Exercise requirements.
Where a line holds "test", copy it.

== Working data

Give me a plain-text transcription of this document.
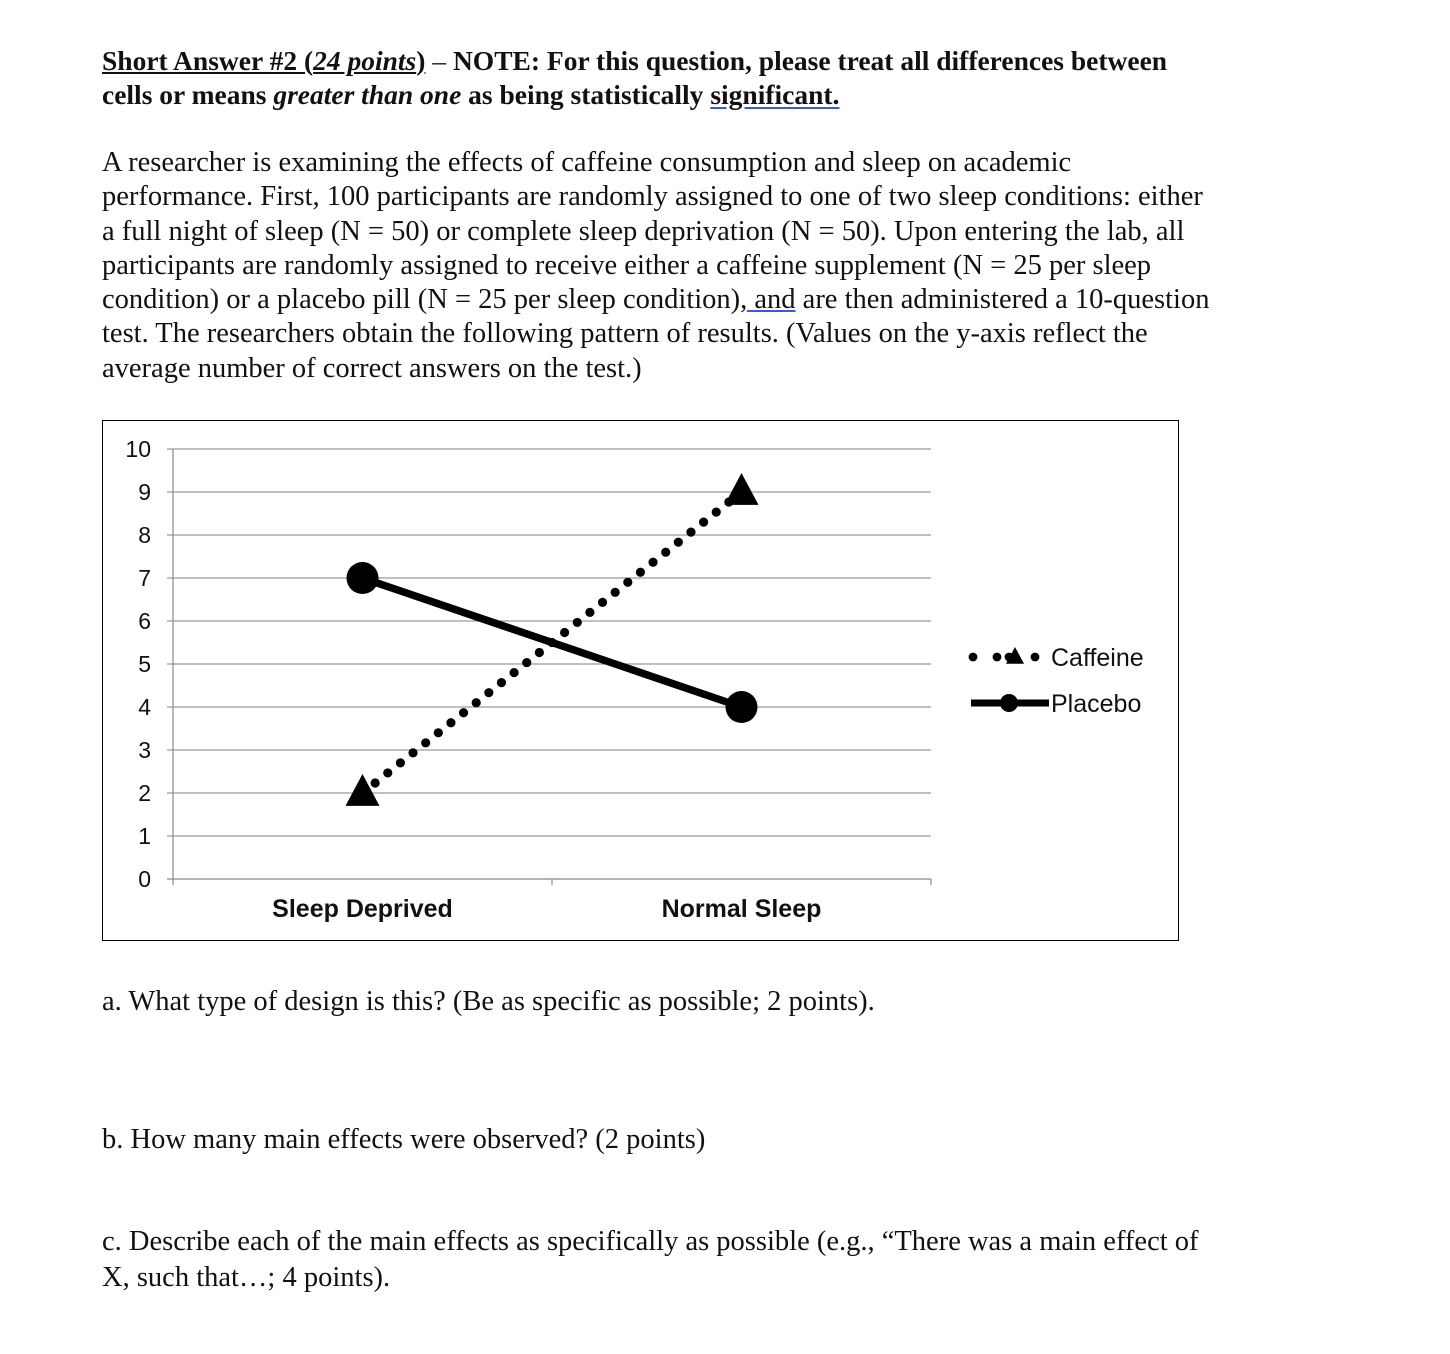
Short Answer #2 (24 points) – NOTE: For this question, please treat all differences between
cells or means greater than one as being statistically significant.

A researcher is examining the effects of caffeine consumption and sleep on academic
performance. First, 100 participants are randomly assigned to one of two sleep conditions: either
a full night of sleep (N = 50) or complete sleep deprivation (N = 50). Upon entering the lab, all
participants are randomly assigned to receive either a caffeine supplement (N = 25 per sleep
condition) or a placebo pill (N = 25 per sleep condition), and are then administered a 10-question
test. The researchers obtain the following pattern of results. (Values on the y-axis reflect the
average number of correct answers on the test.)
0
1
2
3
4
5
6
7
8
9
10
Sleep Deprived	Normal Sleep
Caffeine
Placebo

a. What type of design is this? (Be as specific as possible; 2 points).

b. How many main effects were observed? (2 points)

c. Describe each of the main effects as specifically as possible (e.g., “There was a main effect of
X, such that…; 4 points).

====

Complete answer.
test. The researchers obtain the following pattern of results. (Values on the y-axis reflect the
average number of correct answers on the test.)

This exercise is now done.